┏━━

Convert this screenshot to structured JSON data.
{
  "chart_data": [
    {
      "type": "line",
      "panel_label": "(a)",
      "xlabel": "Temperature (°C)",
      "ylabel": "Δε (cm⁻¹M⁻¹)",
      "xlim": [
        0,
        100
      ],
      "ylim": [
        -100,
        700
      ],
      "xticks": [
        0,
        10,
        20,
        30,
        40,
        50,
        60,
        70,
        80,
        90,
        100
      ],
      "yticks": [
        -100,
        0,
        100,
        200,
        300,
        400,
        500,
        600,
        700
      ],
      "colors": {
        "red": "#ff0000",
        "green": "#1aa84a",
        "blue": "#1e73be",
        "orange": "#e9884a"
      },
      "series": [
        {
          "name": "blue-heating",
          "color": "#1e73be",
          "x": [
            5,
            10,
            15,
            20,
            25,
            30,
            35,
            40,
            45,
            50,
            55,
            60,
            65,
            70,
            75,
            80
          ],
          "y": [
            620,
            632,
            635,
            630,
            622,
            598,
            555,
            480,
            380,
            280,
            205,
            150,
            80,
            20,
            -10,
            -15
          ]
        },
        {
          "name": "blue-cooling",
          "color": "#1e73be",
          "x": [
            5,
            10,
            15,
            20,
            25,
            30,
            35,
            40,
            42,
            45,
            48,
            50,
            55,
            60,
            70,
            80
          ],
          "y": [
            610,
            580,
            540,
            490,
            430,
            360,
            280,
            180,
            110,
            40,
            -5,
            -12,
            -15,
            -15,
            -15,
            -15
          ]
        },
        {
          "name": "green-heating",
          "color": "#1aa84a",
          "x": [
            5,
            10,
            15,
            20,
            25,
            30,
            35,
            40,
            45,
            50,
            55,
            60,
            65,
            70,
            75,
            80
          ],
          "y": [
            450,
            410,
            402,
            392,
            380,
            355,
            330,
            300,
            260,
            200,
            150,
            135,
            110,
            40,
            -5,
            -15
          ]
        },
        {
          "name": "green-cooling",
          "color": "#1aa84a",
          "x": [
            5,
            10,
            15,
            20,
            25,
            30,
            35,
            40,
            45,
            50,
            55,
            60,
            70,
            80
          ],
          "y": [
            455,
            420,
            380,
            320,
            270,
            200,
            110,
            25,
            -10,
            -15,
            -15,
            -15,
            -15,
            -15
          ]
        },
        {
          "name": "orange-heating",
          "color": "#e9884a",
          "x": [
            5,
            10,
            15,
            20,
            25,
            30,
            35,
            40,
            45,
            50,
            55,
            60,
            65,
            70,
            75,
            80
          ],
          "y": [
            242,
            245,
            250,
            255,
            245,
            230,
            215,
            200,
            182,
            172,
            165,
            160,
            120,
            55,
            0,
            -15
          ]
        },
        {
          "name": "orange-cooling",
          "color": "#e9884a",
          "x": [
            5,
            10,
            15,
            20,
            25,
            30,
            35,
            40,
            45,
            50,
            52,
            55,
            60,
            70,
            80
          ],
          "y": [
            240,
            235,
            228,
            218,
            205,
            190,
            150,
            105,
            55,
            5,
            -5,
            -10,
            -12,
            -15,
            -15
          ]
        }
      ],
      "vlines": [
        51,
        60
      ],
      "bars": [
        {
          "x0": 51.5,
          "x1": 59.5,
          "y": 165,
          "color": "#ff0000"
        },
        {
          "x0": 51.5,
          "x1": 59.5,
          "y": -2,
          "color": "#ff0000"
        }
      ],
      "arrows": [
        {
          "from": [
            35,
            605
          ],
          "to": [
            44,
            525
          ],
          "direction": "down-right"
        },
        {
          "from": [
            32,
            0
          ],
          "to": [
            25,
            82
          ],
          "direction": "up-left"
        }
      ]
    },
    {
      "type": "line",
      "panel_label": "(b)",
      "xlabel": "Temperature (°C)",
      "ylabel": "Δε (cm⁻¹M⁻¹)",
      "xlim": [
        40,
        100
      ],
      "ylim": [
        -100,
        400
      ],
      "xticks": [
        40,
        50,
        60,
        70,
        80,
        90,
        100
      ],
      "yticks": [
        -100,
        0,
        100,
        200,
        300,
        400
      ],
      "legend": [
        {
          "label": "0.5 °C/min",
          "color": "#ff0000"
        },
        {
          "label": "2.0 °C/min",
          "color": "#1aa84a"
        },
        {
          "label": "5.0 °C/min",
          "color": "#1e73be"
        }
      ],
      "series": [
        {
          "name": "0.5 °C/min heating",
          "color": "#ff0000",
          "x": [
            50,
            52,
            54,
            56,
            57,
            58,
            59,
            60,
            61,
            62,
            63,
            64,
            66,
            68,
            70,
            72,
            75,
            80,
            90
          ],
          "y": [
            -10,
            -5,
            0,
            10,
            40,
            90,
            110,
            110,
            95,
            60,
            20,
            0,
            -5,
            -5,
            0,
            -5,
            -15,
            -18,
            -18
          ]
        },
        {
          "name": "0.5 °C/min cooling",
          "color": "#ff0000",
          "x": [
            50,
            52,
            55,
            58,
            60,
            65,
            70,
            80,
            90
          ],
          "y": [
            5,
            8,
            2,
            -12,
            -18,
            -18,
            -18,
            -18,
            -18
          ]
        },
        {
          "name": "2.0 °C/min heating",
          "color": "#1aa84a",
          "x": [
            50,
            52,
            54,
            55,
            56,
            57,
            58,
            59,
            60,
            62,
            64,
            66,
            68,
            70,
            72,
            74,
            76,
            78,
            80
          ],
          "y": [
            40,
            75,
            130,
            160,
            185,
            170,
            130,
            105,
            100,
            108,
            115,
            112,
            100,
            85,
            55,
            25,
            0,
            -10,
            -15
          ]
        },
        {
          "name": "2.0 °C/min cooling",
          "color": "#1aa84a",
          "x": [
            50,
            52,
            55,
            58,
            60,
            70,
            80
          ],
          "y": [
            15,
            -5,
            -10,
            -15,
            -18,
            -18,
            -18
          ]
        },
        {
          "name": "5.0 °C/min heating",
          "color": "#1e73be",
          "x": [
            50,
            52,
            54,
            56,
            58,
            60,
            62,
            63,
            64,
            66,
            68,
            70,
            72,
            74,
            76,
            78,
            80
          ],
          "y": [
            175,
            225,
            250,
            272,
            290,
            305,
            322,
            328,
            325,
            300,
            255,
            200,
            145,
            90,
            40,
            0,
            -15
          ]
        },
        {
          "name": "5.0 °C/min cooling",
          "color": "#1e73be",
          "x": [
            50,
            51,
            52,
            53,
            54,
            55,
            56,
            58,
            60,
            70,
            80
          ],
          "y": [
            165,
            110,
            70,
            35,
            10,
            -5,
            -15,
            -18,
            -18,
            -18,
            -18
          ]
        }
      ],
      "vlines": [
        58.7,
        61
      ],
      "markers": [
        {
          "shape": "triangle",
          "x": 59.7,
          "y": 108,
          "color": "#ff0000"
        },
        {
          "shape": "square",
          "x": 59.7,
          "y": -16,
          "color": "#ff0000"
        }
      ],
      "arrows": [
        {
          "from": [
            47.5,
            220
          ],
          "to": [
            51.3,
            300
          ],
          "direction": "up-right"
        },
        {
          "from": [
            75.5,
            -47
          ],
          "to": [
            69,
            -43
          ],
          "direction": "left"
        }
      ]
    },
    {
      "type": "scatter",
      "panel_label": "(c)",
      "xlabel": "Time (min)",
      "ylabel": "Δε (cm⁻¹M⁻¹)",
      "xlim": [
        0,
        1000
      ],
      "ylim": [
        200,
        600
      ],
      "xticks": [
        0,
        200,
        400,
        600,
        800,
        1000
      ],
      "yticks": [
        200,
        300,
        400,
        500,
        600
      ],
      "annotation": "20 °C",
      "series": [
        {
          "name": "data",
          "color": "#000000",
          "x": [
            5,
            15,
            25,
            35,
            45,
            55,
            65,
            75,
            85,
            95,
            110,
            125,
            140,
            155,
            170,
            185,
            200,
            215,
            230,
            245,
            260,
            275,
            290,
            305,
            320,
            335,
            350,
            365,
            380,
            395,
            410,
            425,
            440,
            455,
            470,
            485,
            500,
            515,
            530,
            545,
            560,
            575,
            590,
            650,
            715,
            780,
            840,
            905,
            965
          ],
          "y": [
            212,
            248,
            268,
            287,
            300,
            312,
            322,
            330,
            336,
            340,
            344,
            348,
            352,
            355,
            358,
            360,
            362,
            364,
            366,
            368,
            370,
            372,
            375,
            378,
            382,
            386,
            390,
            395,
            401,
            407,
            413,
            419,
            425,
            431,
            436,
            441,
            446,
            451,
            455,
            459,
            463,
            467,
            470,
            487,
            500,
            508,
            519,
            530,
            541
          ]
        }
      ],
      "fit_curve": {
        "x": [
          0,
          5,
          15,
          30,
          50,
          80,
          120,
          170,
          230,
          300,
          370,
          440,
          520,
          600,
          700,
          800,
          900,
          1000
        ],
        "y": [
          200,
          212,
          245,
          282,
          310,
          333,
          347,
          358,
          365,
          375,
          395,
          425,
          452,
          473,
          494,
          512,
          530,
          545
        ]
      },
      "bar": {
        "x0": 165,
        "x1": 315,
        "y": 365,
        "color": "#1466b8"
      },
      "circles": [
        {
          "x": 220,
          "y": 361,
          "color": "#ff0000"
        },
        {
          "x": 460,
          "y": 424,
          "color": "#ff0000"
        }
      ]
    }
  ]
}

┗━━

Copy in full each line that holds the word "direction".

          "direction": "down-right"
          "direction": "up-left"
          "direction": "up-right"
          "direction": "left"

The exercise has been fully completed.